Saved entries:
--- START ---
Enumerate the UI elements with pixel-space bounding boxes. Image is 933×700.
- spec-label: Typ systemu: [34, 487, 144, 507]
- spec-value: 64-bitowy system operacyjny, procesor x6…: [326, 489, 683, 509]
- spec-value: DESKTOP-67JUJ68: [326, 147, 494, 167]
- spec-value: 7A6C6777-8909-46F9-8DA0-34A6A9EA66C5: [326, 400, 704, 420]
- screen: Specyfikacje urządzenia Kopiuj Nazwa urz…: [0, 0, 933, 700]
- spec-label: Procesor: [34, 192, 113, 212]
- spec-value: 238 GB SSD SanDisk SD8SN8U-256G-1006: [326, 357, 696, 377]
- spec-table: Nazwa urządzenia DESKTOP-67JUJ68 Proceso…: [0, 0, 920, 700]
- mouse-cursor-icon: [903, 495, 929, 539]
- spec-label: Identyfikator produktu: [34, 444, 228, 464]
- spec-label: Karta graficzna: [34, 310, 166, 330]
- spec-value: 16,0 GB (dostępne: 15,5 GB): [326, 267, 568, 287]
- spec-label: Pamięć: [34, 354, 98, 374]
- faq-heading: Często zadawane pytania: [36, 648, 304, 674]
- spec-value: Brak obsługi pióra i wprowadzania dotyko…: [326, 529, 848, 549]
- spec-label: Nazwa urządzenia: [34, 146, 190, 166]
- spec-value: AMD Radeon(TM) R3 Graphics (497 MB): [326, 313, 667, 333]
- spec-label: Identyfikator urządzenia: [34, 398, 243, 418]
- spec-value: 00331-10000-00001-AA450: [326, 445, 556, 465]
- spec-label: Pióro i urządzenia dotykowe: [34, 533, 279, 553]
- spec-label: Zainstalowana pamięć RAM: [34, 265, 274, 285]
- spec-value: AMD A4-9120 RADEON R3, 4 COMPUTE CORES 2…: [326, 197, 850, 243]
--- END ---
--- START ---
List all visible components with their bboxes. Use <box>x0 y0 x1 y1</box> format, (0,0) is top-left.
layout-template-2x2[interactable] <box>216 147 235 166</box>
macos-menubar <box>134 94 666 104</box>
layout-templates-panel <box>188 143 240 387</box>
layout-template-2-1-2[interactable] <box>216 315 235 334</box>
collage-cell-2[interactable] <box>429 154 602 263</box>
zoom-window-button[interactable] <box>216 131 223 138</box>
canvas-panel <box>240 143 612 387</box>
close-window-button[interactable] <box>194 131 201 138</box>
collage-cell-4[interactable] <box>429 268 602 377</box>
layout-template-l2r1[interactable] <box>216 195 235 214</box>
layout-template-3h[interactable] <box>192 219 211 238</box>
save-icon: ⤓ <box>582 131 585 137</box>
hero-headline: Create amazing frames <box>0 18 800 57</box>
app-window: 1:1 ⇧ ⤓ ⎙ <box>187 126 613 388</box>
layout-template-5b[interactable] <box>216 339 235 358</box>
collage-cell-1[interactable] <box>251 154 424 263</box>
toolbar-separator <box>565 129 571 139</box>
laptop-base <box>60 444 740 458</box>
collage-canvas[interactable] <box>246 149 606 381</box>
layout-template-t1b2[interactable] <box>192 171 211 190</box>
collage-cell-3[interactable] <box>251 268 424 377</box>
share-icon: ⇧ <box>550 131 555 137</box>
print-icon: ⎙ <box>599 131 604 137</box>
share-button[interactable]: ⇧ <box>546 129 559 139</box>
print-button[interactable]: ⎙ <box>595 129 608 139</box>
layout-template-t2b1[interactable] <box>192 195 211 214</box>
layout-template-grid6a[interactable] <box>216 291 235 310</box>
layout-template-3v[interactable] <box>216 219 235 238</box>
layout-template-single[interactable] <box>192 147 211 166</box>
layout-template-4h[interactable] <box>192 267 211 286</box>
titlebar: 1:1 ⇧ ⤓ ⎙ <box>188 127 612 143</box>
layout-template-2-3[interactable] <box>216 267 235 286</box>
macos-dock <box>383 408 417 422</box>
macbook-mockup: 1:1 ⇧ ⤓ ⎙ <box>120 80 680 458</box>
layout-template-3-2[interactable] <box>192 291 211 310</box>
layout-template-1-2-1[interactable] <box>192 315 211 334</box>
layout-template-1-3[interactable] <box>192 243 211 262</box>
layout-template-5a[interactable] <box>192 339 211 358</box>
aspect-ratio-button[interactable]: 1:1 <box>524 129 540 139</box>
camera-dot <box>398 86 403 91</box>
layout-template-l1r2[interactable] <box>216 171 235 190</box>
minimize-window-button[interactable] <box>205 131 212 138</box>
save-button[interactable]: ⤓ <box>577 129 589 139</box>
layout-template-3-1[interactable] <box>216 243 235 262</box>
--- END ---
--- START ---
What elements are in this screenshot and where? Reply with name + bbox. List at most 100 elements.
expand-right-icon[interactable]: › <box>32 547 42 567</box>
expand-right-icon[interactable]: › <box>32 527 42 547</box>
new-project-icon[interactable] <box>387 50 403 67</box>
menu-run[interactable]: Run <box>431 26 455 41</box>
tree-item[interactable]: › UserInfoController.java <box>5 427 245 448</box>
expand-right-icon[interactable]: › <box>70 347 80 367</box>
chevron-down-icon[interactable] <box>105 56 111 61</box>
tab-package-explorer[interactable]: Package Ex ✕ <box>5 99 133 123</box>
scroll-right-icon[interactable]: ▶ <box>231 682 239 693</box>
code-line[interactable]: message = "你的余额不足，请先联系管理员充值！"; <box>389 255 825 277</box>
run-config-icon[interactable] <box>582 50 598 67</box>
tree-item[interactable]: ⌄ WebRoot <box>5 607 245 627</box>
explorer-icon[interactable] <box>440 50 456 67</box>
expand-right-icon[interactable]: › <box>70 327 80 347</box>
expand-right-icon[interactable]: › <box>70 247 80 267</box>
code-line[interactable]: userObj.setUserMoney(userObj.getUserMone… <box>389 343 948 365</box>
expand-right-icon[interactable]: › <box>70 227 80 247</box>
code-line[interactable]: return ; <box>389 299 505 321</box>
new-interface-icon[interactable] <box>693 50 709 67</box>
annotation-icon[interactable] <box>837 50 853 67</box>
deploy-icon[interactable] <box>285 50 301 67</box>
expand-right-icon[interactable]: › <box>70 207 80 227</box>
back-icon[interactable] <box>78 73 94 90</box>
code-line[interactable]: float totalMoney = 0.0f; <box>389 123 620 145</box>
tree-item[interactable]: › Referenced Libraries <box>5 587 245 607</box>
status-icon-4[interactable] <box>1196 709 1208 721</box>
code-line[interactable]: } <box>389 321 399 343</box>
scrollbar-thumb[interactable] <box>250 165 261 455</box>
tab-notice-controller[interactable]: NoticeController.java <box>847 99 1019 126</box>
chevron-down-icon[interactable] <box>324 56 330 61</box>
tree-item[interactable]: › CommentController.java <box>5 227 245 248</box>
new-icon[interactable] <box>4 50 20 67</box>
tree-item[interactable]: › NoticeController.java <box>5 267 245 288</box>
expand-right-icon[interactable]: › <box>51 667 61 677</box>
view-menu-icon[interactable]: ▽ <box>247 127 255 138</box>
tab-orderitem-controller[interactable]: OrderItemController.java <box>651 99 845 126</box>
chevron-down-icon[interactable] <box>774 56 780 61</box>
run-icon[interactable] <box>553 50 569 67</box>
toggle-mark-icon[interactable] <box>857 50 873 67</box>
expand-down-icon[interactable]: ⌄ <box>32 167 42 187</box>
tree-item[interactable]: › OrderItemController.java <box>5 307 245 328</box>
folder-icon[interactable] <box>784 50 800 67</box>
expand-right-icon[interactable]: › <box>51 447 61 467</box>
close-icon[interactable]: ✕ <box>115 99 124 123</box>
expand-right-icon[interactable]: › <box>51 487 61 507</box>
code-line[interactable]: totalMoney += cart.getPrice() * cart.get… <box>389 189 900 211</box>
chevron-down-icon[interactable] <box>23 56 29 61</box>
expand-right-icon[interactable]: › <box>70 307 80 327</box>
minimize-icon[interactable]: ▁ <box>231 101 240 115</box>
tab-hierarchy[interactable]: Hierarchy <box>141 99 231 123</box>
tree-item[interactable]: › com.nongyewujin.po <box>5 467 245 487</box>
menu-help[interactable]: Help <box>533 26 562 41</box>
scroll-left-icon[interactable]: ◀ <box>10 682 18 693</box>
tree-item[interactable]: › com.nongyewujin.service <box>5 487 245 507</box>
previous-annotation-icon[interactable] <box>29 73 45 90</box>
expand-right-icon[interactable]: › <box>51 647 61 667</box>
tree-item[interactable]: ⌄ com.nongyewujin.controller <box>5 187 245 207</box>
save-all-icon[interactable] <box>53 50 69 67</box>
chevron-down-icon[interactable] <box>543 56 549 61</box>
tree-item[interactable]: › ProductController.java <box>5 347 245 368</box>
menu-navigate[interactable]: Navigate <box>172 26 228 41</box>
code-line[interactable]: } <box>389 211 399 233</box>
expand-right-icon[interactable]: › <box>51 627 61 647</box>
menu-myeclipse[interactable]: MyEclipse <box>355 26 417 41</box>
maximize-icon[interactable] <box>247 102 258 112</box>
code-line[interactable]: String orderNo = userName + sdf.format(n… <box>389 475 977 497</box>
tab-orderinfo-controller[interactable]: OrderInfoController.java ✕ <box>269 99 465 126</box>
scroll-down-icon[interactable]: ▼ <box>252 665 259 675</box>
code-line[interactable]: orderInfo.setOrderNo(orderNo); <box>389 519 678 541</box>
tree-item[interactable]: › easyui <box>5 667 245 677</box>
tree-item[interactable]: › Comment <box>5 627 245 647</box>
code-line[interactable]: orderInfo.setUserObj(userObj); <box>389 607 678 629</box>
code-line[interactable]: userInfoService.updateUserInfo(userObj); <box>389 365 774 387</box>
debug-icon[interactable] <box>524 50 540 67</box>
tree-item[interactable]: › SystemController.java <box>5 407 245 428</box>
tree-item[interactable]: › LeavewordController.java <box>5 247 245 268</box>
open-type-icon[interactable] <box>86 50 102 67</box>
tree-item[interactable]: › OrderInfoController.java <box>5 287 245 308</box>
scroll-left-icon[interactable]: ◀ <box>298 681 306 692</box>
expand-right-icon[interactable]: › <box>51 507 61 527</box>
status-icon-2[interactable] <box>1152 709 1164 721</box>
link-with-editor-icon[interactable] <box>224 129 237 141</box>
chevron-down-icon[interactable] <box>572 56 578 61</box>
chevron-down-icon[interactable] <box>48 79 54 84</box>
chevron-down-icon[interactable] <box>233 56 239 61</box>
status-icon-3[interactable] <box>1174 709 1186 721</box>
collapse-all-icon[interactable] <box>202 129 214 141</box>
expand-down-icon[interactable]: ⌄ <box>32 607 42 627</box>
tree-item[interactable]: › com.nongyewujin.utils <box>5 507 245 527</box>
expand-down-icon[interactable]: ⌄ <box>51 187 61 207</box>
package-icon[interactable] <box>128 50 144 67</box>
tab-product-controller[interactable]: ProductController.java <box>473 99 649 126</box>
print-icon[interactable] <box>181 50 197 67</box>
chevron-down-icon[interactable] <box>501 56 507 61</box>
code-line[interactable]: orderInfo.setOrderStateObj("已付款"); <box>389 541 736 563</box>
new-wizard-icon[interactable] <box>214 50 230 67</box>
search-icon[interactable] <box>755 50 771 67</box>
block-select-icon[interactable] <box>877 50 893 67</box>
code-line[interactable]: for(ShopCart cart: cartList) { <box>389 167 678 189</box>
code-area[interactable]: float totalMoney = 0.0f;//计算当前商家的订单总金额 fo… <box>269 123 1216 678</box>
--- END ---
→ **Task to carry out**:
Could you repeat the lines of the saved entries verbatim, starting with the line that contains "What elements are" and going on through the line that contains "run-config-icon[interactable] <box>582 50"?

→ **Output for this exercise**:
What elements are in this screenshot and where? Reply with name + bbox. List at most 100 elements.
expand-right-icon[interactable]: › <box>32 547 42 567</box>
expand-right-icon[interactable]: › <box>32 527 42 547</box>
new-project-icon[interactable] <box>387 50 403 67</box>
menu-run[interactable]: Run <box>431 26 455 41</box>
tree-item[interactable]: › UserInfoController.java <box>5 427 245 448</box>
expand-right-icon[interactable]: › <box>70 347 80 367</box>
chevron-down-icon[interactable] <box>105 56 111 61</box>
tab-package-explorer[interactable]: Package Ex ✕ <box>5 99 133 123</box>
scroll-right-icon[interactable]: ▶ <box>231 682 239 693</box>
code-line[interactable]: message = "你的余额不足，请先联系管理员充值！"; <box>389 255 825 277</box>
run-config-icon[interactable] <box>582 50 598 67</box>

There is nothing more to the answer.